=== Quoted passage ===
+++

The water piping diagram for the Alpine is shown here (see attachment):

Alp WP 100Res.pdf

Where would the buffer go?

I looked at the HTP VERSA, which has a modulating burner that appears to range from 100 K btu/hr to a low of ___? Not sure what the low end is although they say it has a 5 to1 turndown ratio on the main combustion unit and a 10 to 1 turn down ratio for space heating - does that mean it will go as low as 10 btu/hr? It does appear to have built-in coil. So this does not act like a Indirect hot water heater and the storage temp of the combi must be maintained hot 24/7? Is'nt that how an indirect water tank works - it must be kept hot all the time?

See http://www.htproducts.com/versa-hydro.html

I am also considering having a solar hot water panel installed in my backyard. Massachusetts is offering a significant ($3,500) rebate program in addition to some Federal tax credits. I assume that would save the boiler from generating any hot water at least 9 months of the year. Of course I would need a larger IDWH (80 gall) and it would need to have two coils (one bottom coil for the solar heated fluid and the top one for the boiler). The other issue with the panel is location - it would be about about 80 feet from the house and another 50 feet to the tank in a conditioned space. The vendor stated that the piping would be installed in a trench 1.5' below grade and would be well-insulated. Not sure what the heat loss would be over that distance but have a feeling it would be pretty bad in the winter-time?

[jadnashua]

That's a hybrid, similar (I think) to an older designed Trianco HeatMaker (Which I owned, but eventually threw out). Not in a position to evaluate it at the moment.

[Dana]

The hardness of Town water has been consistent for years at 2 grains per gallon or 34 milligrams per liter. Is this enough to cause scaling problems?

As provided in the Chromalox web-site, the 99.9% ODT values for the following cities are: Boston [6 F], Worcester [0 F], Concord, NH [-8 F].
I re-ran the Slant/Fin Hydronic Explorer Heat Loss using -4 F for Lawrence as the ODT (average of the 99.9% ODT for Worcester [0 F] and Concord, NH [-8 F]) and that gives me 63.5 btu/hr. As I mentioned, based on oil consumption, the NORA calculator gives me about 35 K btu/hr.

After reading TKO3's thread, do variable speed pumps help with reducing short cycling by increasing the delta T?

As far as the size of the buffer, I just double-checked the pipe diameter associated with the smallest (40-ft) zone and it actually is only 3/4-inch copper pipe (the other zone is conveyed with 1.5-inch pipe). Apparently this smaller zone was added as part of an addition that was put on before we bought the house and they used smaller pipe for that zone. Therefore, we have a little less than 1 gallon in that zone. So, is a 20-25 gallon buffer still appropriate? Also, looking at the room-by-room Heat Loss numbers that I calculated using Hydronic Explorer, I added up the Heat Loss for the smallest zone on the ground floor and it is roughly equal (slightly less) than the predicted heat loss for the entire basement (insulated).

So you think the Alpine 80 with a 25-30-gallon insulated buffer and 50-gallon IDW heater is appropriate? The low end of the Alpine 80 is 16K btu/hr and the high end (DOE value) is 73 K btu/hr? Do you think that is still too much boiler and maybe a smaller combi-unit might be the better way to go? Do combi units provide a lower output (< 16 K btu/hr) than the Alpine 80?

+++

=== Exercise instructions ===
a) Reproduce the boiler forum thread word for word from "[jadnashua]" to "at the moment.".
b) In the boiler forum thread, what is given as the hardness of the Town water?

(Spatial layout data)

+++

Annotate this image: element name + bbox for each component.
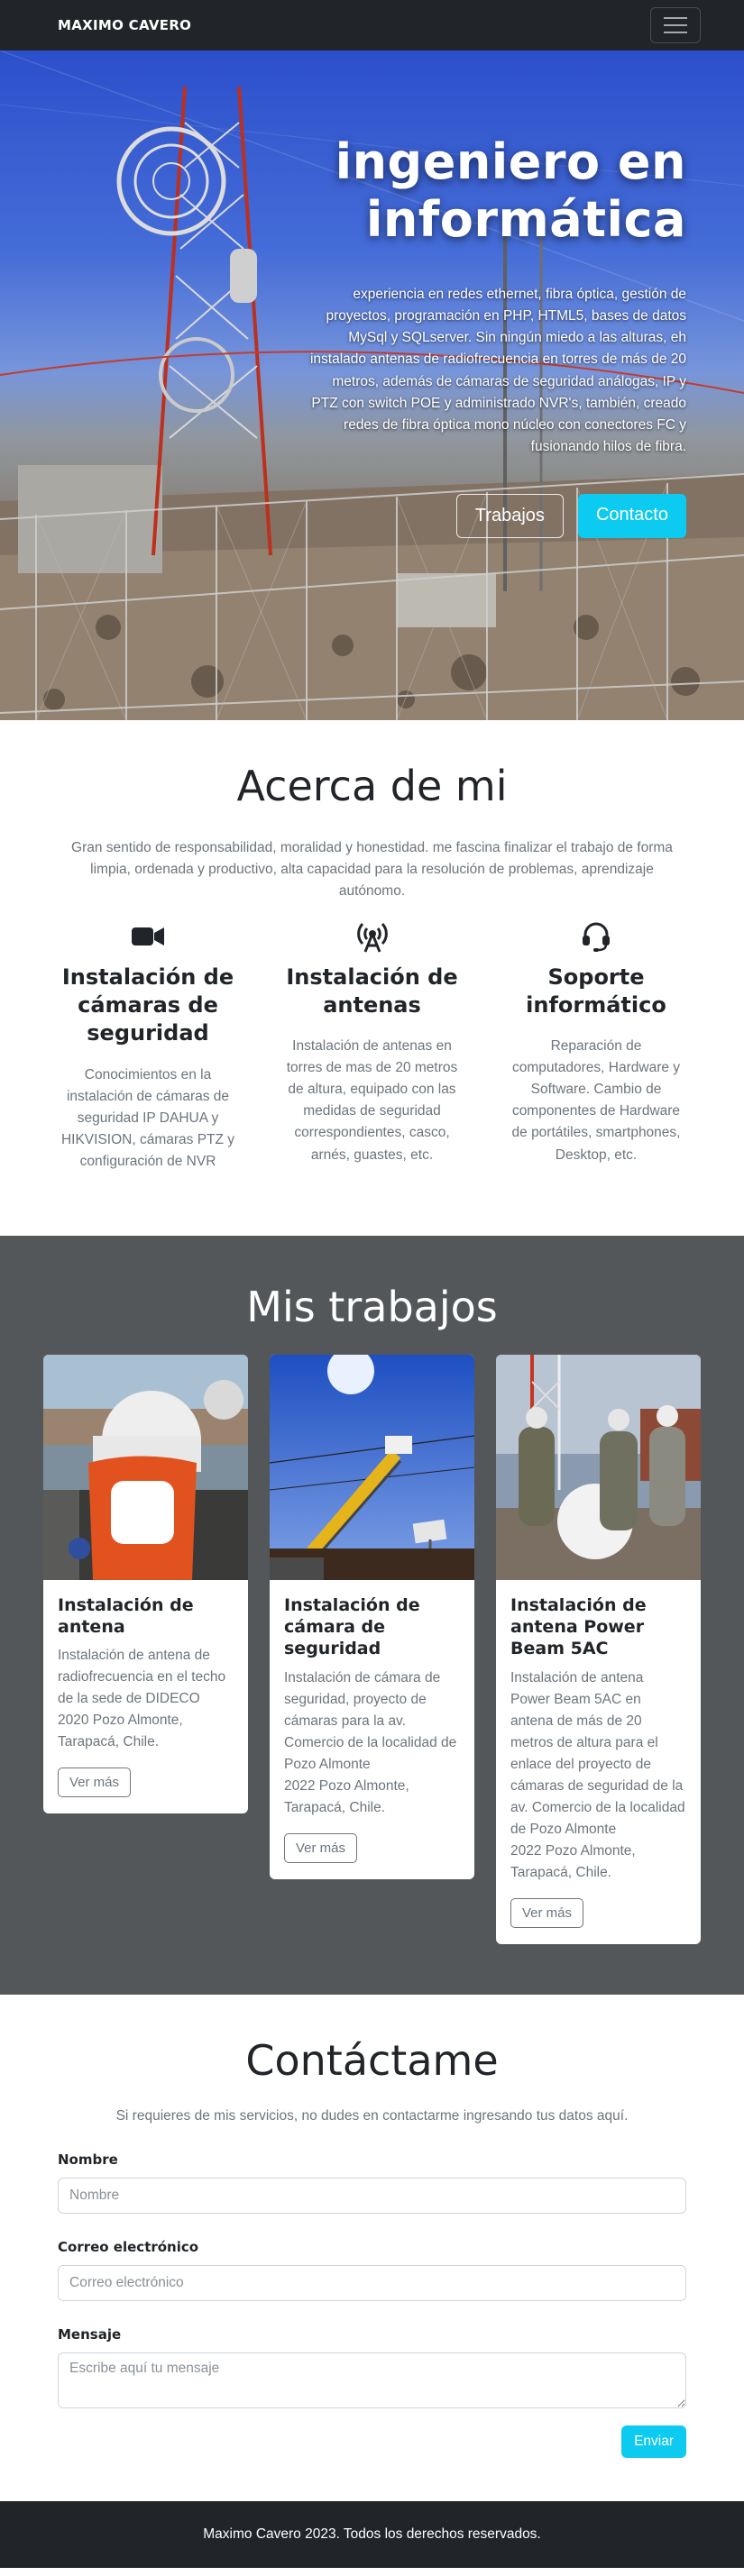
contact-section: Contáctame Si requieres de mis servicios… xyxy=(0,1995,744,2501)
feature-title: Instalación de antenas xyxy=(286,964,458,1019)
work-card-text: Instalación de antena Power Beam 5AC en … xyxy=(510,1669,685,1880)
feature-title: Soporte informático xyxy=(526,964,666,1019)
ver-mas-button[interactable]: Ver más xyxy=(510,1897,584,1928)
ver-mas-button[interactable]: Ver más xyxy=(58,1768,132,1798)
ver-mas-button[interactable]: Ver más xyxy=(284,1832,358,1863)
message-textarea[interactable] xyxy=(58,2352,686,2408)
email-input[interactable] xyxy=(58,2264,686,2301)
name-field-group: Nombre xyxy=(58,2151,686,2214)
work-card-title: Instalación de cámara de seguridad xyxy=(284,1594,420,1659)
work-card-body: Instalación de cámara de seguridad Insta… xyxy=(270,1580,474,1879)
contact-title: Contáctame xyxy=(245,2035,499,2085)
contact-form: Nombre Correo electrónico Mensaje Enviar xyxy=(58,2151,686,2458)
hero-content: ingeniero en informática experiencia en … xyxy=(308,133,686,538)
work-card: Instalación de cámara de seguridad Insta… xyxy=(270,1354,474,1879)
footer-text: Maximo Cavero 2023. Todos los derechos r… xyxy=(203,2526,541,2542)
feature-text: Conocimientos en la instalación de cámar… xyxy=(60,1066,235,1169)
feature-item: Instalación de cámaras de seguridad Cono… xyxy=(58,918,238,1173)
features-list: Instalación de cámaras de seguridad Cono… xyxy=(58,918,686,1173)
feature-text: Instalación de antenas en torres de mas … xyxy=(286,1038,458,1163)
work-card-image xyxy=(496,1354,701,1580)
feature-title: Instalación de cámaras de seguridad xyxy=(61,964,234,1046)
headset-icon xyxy=(578,918,614,955)
hamburger-icon-bar xyxy=(664,24,687,26)
work-card-title: Instalación de antena Power Beam 5AC xyxy=(510,1594,647,1659)
work-card-body: Instalación de antena Instalación de ant… xyxy=(43,1580,248,1814)
submit-button[interactable]: Enviar xyxy=(621,2425,686,2458)
video-camera-icon xyxy=(130,918,166,955)
hamburger-icon xyxy=(664,17,687,19)
work-card-image xyxy=(43,1354,248,1580)
brand-logo[interactable]: MAXIMO CAVERO xyxy=(58,17,191,33)
about-section: Acerca de mi Gran sentido de responsabil… xyxy=(0,720,744,1236)
feature-item: Soporte informático Reparación de comput… xyxy=(506,918,686,1173)
hero-section: ingeniero en informática experiencia en … xyxy=(0,50,744,720)
work-card-text: Instalación de cámara de seguridad, proy… xyxy=(284,1669,457,1815)
message-field-group: Mensaje xyxy=(58,2326,686,2413)
hero-buttons: Trabajos Contacto xyxy=(308,493,686,538)
work-card-image xyxy=(270,1354,474,1580)
message-label: Mensaje xyxy=(58,2325,122,2343)
about-text: Gran sentido de responsabilidad, moralid… xyxy=(71,840,673,900)
works-title: Mis trabajos xyxy=(246,1282,498,1331)
submit-row: Enviar xyxy=(58,2425,686,2458)
work-card-title: Instalación de antena xyxy=(58,1594,194,1637)
hero-description: experiencia en redes ethernet, fibra ópt… xyxy=(309,287,686,454)
contacto-button[interactable]: Contacto xyxy=(577,493,686,538)
work-card-text: Instalación de antena de radiofrecuencia… xyxy=(58,1648,226,1750)
works-section: Mis trabajos Instalación de antena Insta… xyxy=(0,1235,744,1995)
name-input[interactable] xyxy=(58,2177,686,2214)
email-label: Correo electrónico xyxy=(58,2238,199,2255)
trabajos-button[interactable]: Trabajos xyxy=(455,493,564,538)
menu-toggle-button[interactable] xyxy=(650,7,701,43)
contact-text: Si requieres de mis servicios, no dudes … xyxy=(115,2107,629,2124)
feature-text: Reparación de computadores, Hardware y S… xyxy=(511,1038,681,1163)
works-cards: Instalación de antena Instalación de ant… xyxy=(43,1354,701,1944)
feature-item: Instalación de antenas Instalación de an… xyxy=(282,918,463,1173)
navbar: MAXIMO CAVERO xyxy=(0,0,744,50)
about-title: Acerca de mi xyxy=(236,762,508,810)
broadcast-antenna-icon xyxy=(354,918,390,955)
work-card-body: Instalación de antena Power Beam 5AC Ins… xyxy=(496,1580,701,1944)
hamburger-icon-bar xyxy=(664,32,687,33)
work-card: Instalación de antena Instalación de ant… xyxy=(43,1354,248,1814)
hero-title: ingeniero en informática xyxy=(335,133,686,248)
name-label: Nombre xyxy=(58,2151,118,2168)
email-field-group: Correo electrónico xyxy=(58,2239,686,2301)
footer: Maximo Cavero 2023. Todos los derechos r… xyxy=(0,2500,744,2568)
work-card: Instalación de antena Power Beam 5AC Ins… xyxy=(496,1354,701,1944)
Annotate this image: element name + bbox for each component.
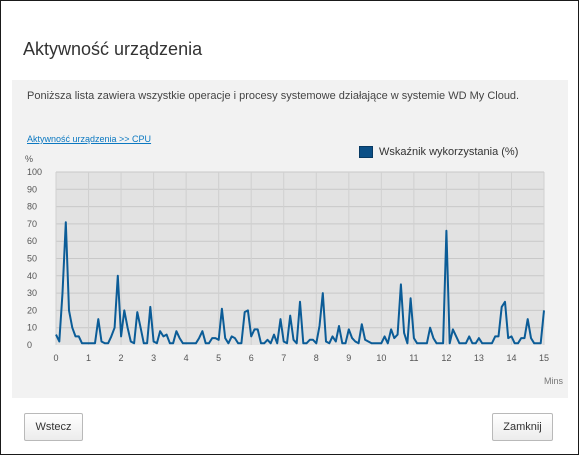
close-button[interactable]: Zamknij — [492, 413, 553, 441]
x-tick-label: 8 — [314, 353, 319, 363]
x-tick-label: 3 — [151, 353, 156, 363]
y-tick-label: 90 — [27, 184, 37, 194]
x-tick-label: 4 — [184, 353, 189, 363]
x-tick-label: 6 — [249, 353, 254, 363]
y-unit-label: % — [25, 154, 33, 164]
x-tick-label: 11 — [409, 353, 418, 363]
y-tick-label: 50 — [27, 254, 37, 264]
content-panel: Poniższa lista zawiera wszystkie operacj… — [12, 80, 568, 398]
x-tick-label: 13 — [474, 353, 484, 363]
x-tick-label: 7 — [281, 353, 286, 363]
x-tick-label: 14 — [506, 353, 516, 363]
x-unit-label: Mins — [544, 376, 564, 386]
y-tick-label: 20 — [27, 305, 37, 315]
y-tick-label: 60 — [27, 236, 37, 246]
y-tick-label: 10 — [27, 323, 37, 333]
y-tick-label: 30 — [27, 288, 37, 298]
x-tick-label: 15 — [539, 353, 549, 363]
x-tick-label: 9 — [346, 353, 351, 363]
x-tick-label: 0 — [53, 353, 58, 363]
back-button[interactable]: Wstecz — [24, 413, 83, 441]
x-tick-label: 1 — [86, 353, 91, 363]
x-tick-label: 5 — [216, 353, 221, 363]
x-tick-label: 2 — [119, 353, 124, 363]
x-tick-label: 12 — [441, 353, 451, 363]
device-activity-dialog: Aktywność urządzenia Poniższa lista zawi… — [0, 0, 579, 455]
y-tick-label: 40 — [27, 271, 37, 281]
y-tick-label: 70 — [27, 219, 37, 229]
x-tick-label: 10 — [376, 353, 386, 363]
dialog-title: Aktywność urządzenia — [23, 39, 203, 59]
y-tick-label: 0 — [27, 340, 32, 350]
y-tick-label: 100 — [27, 167, 42, 177]
cpu-usage-chart: 01020304050607080901000 1 2 3 4 5 6 7 8 9 10 11 12 13… — [25, 154, 564, 386]
y-tick-label: 80 — [27, 202, 37, 212]
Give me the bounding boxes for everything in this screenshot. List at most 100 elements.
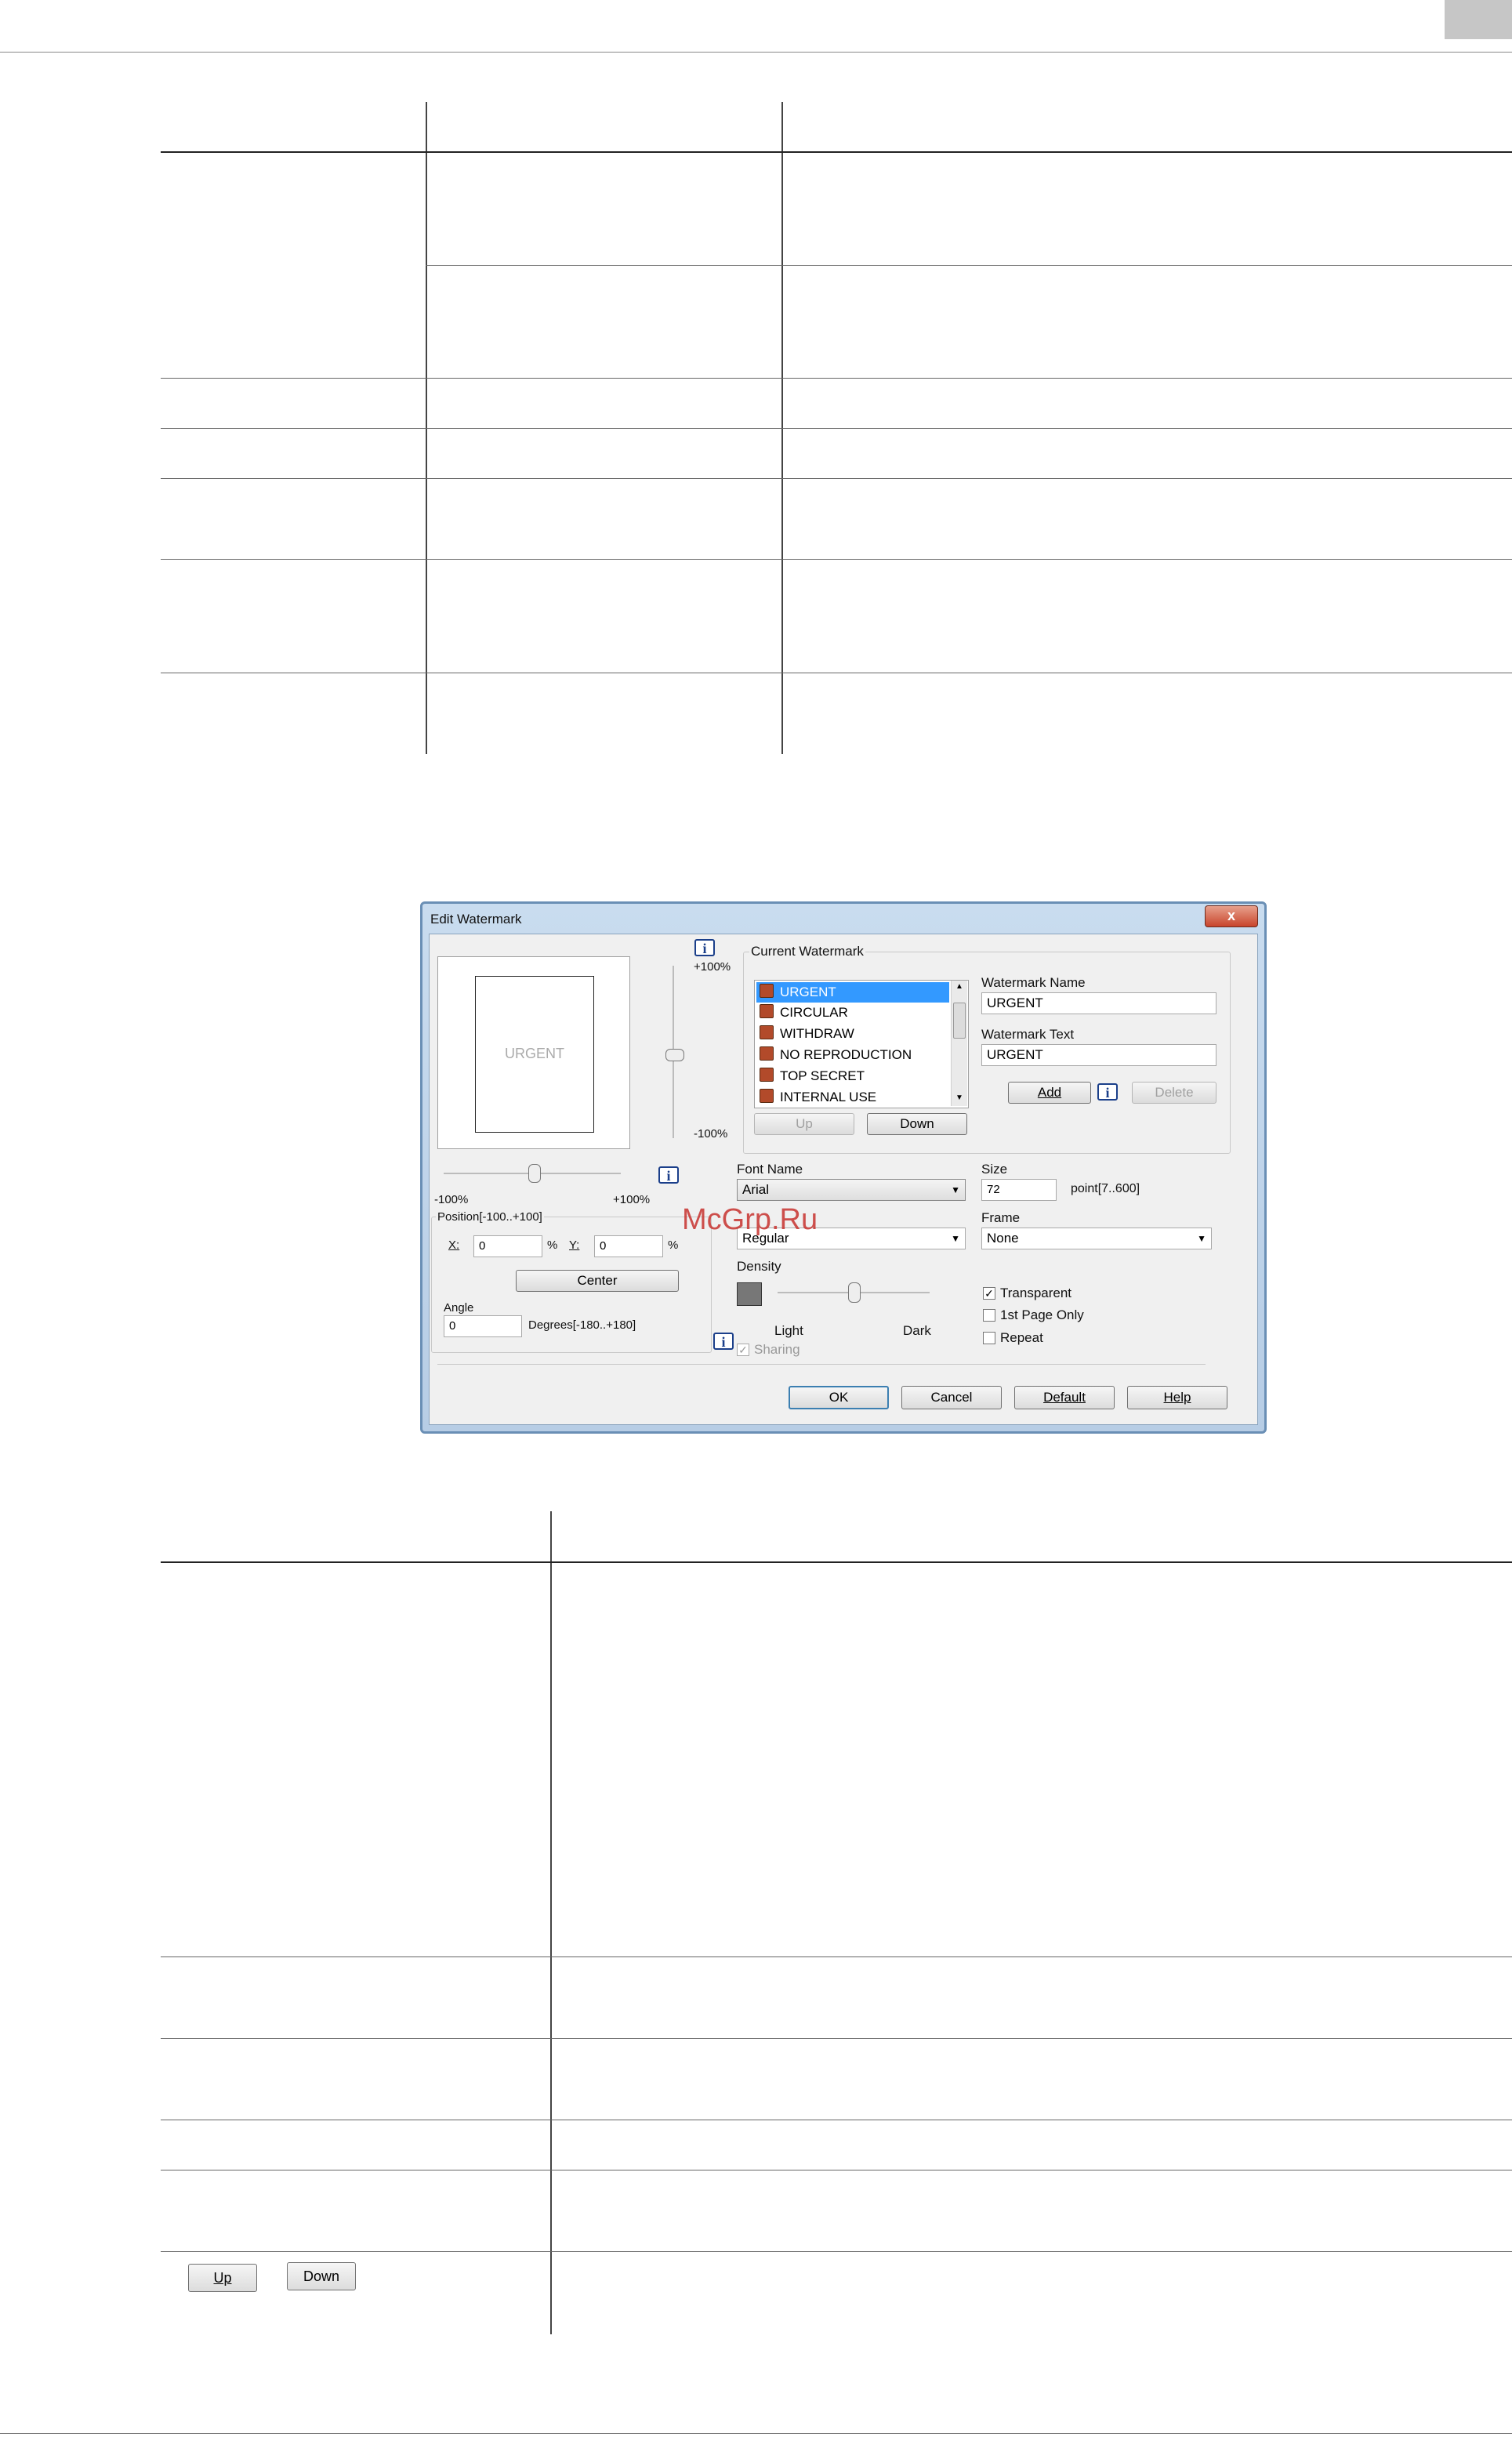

+++

=== Results for the exercise ===
a)
[jadnashua]

That's a hybrid, similar (I think) to an older designed Trianco HeatMaker (Which I owned, but eventually threw out). Not in a position to evaluate it at the moment.

b) 2 grains per gallon, or 34 milligrams per liter.